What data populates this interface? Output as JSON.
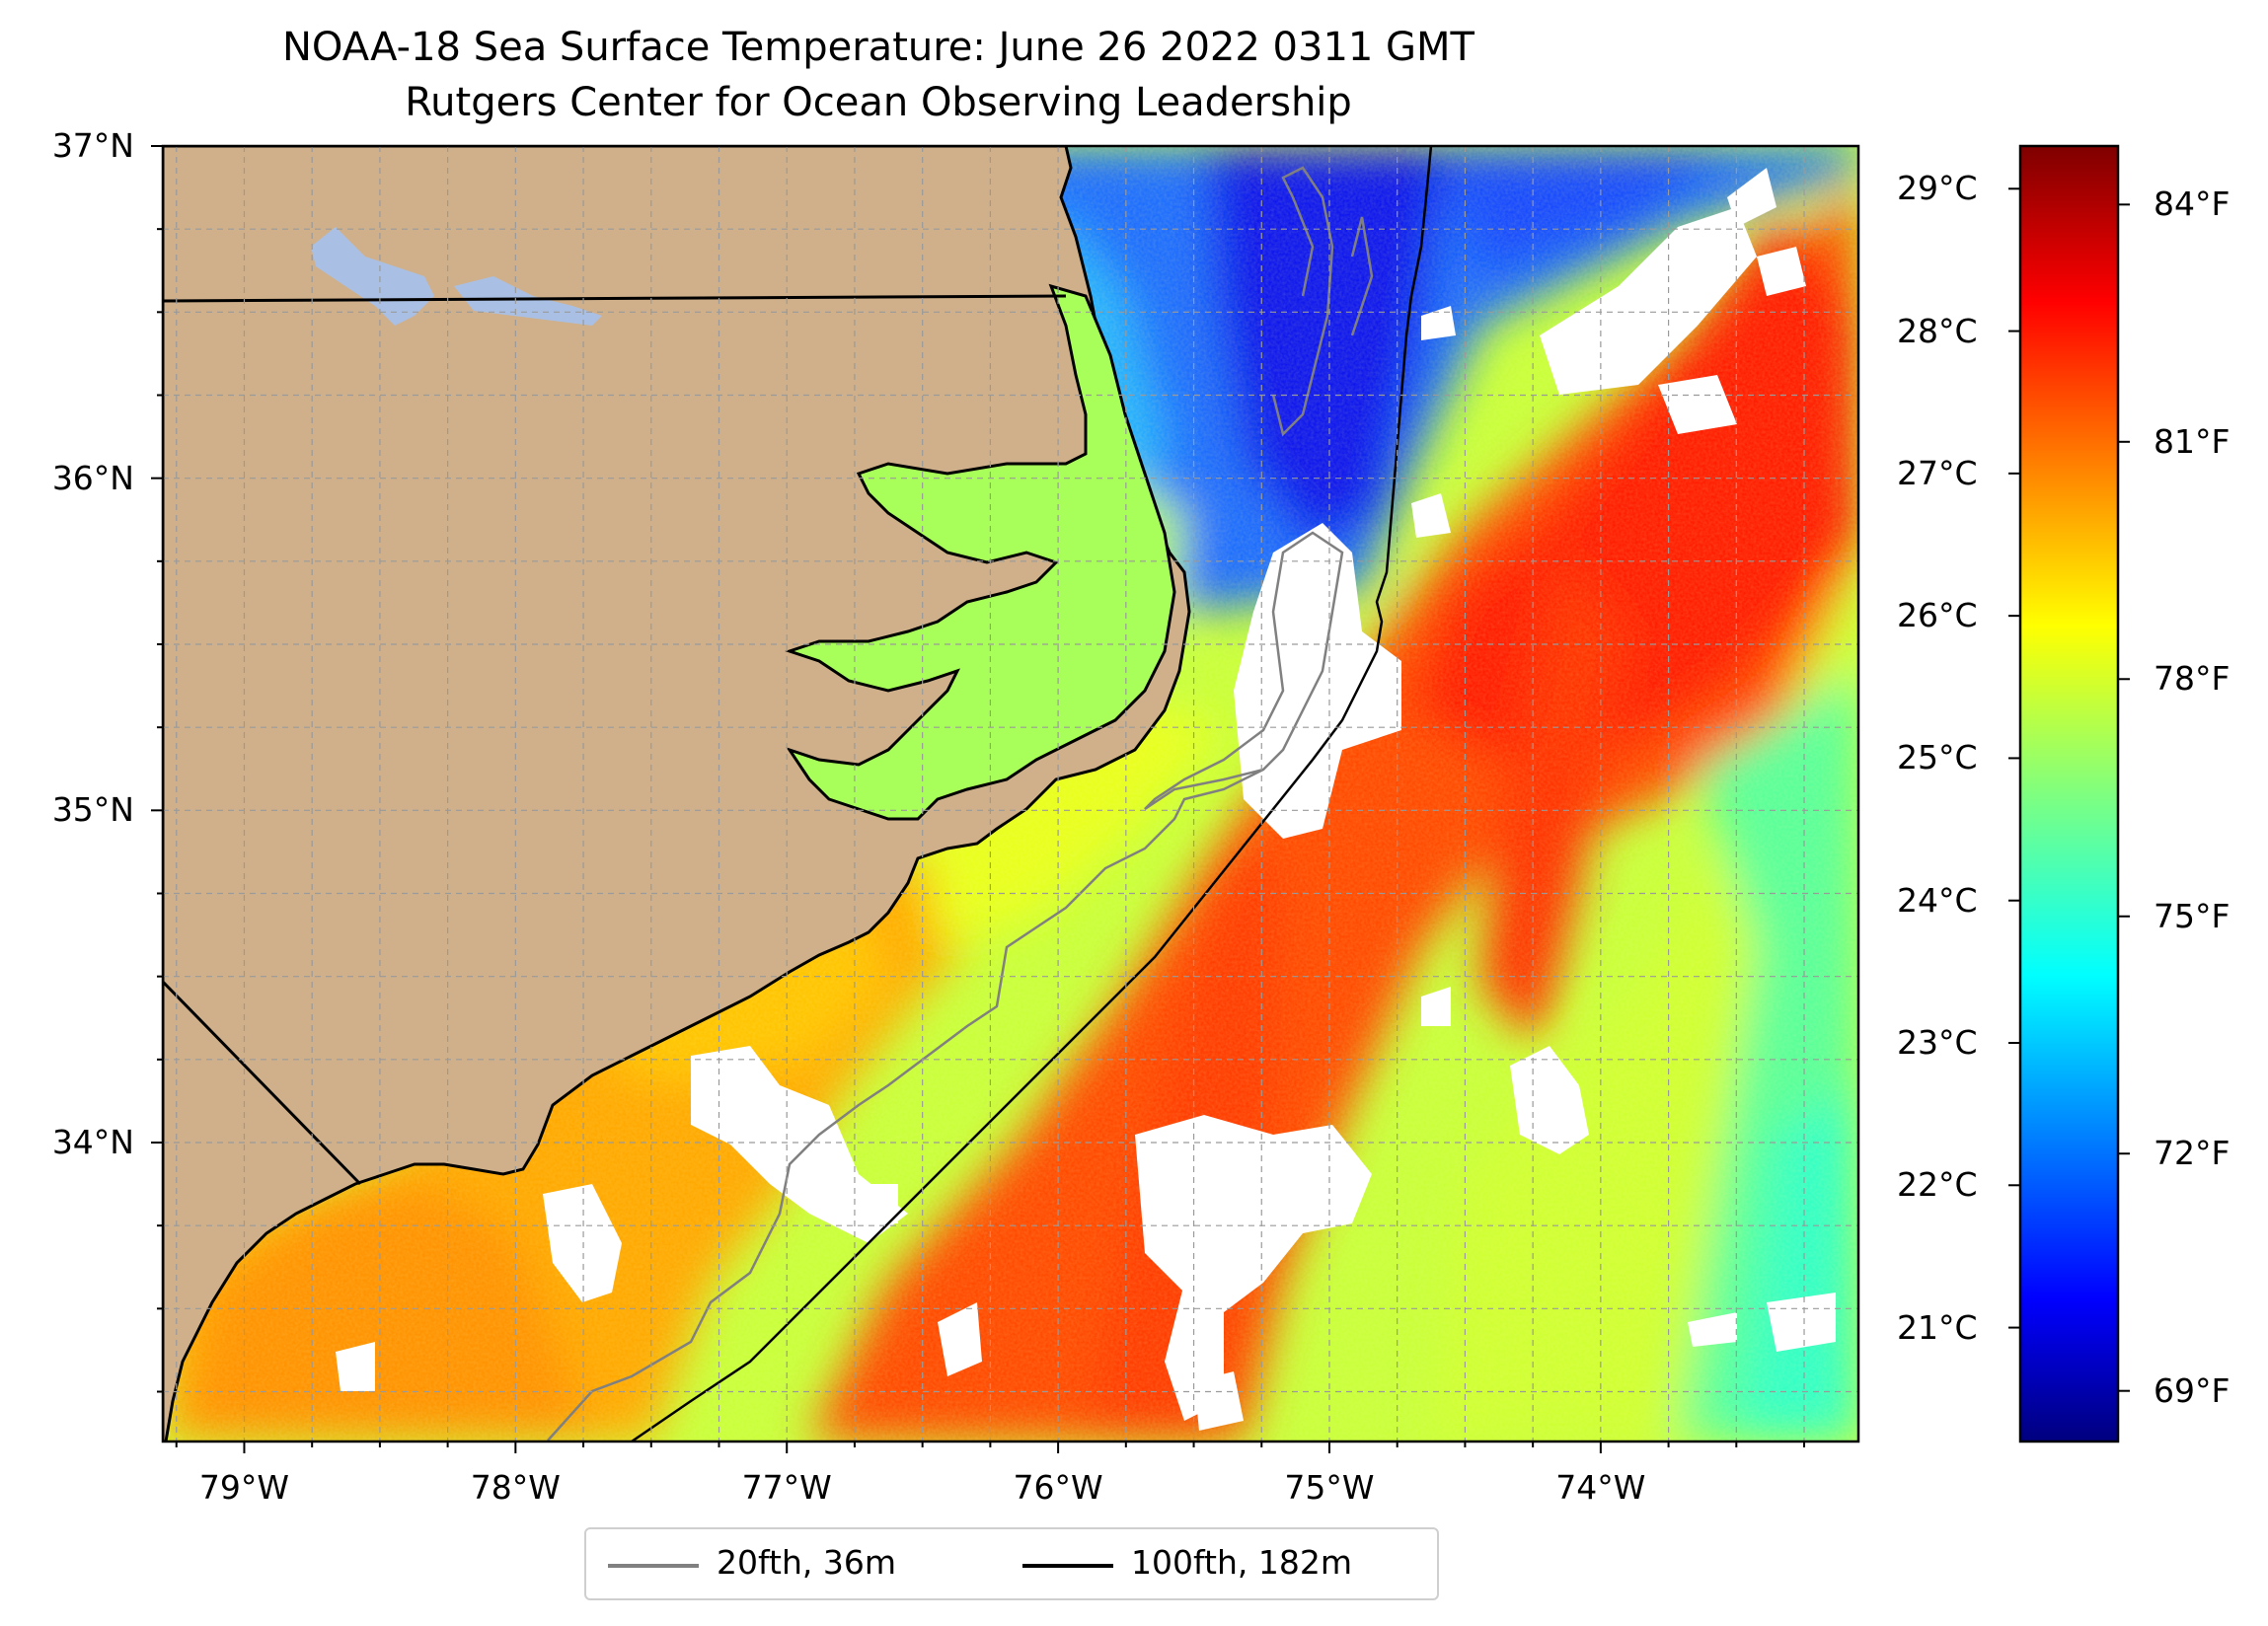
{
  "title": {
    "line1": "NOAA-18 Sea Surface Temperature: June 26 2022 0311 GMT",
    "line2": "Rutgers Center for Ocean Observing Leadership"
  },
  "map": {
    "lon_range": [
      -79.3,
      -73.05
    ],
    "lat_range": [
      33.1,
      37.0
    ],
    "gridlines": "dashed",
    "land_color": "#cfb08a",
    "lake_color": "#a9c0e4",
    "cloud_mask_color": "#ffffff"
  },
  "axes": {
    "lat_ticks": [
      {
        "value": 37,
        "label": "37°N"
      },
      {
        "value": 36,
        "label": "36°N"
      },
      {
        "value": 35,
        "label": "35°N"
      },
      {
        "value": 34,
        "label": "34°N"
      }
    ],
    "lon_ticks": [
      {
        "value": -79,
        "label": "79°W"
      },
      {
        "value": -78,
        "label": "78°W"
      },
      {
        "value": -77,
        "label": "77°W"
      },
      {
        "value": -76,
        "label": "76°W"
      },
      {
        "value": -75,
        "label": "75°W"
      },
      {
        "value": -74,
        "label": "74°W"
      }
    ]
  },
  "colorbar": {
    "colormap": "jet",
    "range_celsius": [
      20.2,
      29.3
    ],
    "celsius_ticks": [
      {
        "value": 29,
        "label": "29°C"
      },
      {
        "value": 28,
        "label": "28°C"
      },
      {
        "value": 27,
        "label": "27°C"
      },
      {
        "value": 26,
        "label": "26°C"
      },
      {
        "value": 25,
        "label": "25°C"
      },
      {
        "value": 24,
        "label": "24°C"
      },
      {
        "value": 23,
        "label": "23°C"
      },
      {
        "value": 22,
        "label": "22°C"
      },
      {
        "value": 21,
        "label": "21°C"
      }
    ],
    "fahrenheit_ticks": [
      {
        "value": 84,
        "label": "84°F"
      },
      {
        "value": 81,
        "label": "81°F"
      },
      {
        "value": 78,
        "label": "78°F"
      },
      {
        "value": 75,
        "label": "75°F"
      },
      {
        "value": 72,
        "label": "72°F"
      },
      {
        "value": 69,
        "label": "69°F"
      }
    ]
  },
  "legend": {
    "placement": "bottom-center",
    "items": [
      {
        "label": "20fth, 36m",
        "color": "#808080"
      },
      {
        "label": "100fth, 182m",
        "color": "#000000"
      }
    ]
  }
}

**WHAT IS EXPECTED:**
Restate the records word for word, omitting images.

**WORKED SOLUTION:**
What data populates this interface? Output as JSON.
{
  "title": {
    "line1": "NOAA-18 Sea Surface Temperature: June 26 2022 0311 GMT",
    "line2": "Rutgers Center for Ocean Observing Leadership"
  },
  "map": {
    "lon_range": [
      -79.3,
      -73.05
    ],
    "lat_range": [
      33.1,
      37.0
    ],
    "gridlines": "dashed",
    "land_color": "#cfb08a",
    "lake_color": "#a9c0e4",
    "cloud_mask_color": "#ffffff"
  },
  "axes": {
    "lat_ticks": [
      {
        "value": 37,
        "label": "37°N"
      },
      {
        "value": 36,
        "label": "36°N"
      },
      {
        "value": 35,
        "label": "35°N"
      },
      {
        "value": 34,
        "label": "34°N"
      }
    ],
    "lon_ticks": [
      {
        "value": -79,
        "label": "79°W"
      },
      {
        "value": -78,
        "label": "78°W"
      },
      {
        "value": -77,
        "label": "77°W"
      },
      {
        "value": -76,
        "label": "76°W"
      },
      {
        "value": -75,
        "label": "75°W"
      },
      {
        "value": -74,
        "label": "74°W"
      }
    ]
  },
  "colorbar": {
    "colormap": "jet",
    "range_celsius": [
      20.2,
      29.3
    ],
    "celsius_ticks": [
      {
        "value": 29,
        "label": "29°C"
      },
      {
        "value": 28,
        "label": "28°C"
      },
      {
        "value": 27,
        "label": "27°C"
      },
      {
        "value": 26,
        "label": "26°C"
      },
      {
        "value": 25,
        "label": "25°C"
      },
      {
        "value": 24,
        "label": "24°C"
      },
      {
        "value": 23,
        "label": "23°C"
      },
      {
        "value": 22,
        "label": "22°C"
      },
      {
        "value": 21,
        "label": "21°C"
      }
    ],
    "fahrenheit_ticks": [
      {
        "value": 84,
        "label": "84°F"
      },
      {
        "value": 81,
        "label": "81°F"
      },
      {
        "value": 78,
        "label": "78°F"
      },
      {
        "value": 75,
        "label": "75°F"
      },
      {
        "value": 72,
        "label": "72°F"
      },
      {
        "value": 69,
        "label": "69°F"
      }
    ]
  },
  "legend": {
    "placement": "bottom-center",
    "items": [
      {
        "label": "20fth, 36m",
        "color": "#808080"
      },
      {
        "label": "100fth, 182m",
        "color": "#000000"
      }
    ]
  }
}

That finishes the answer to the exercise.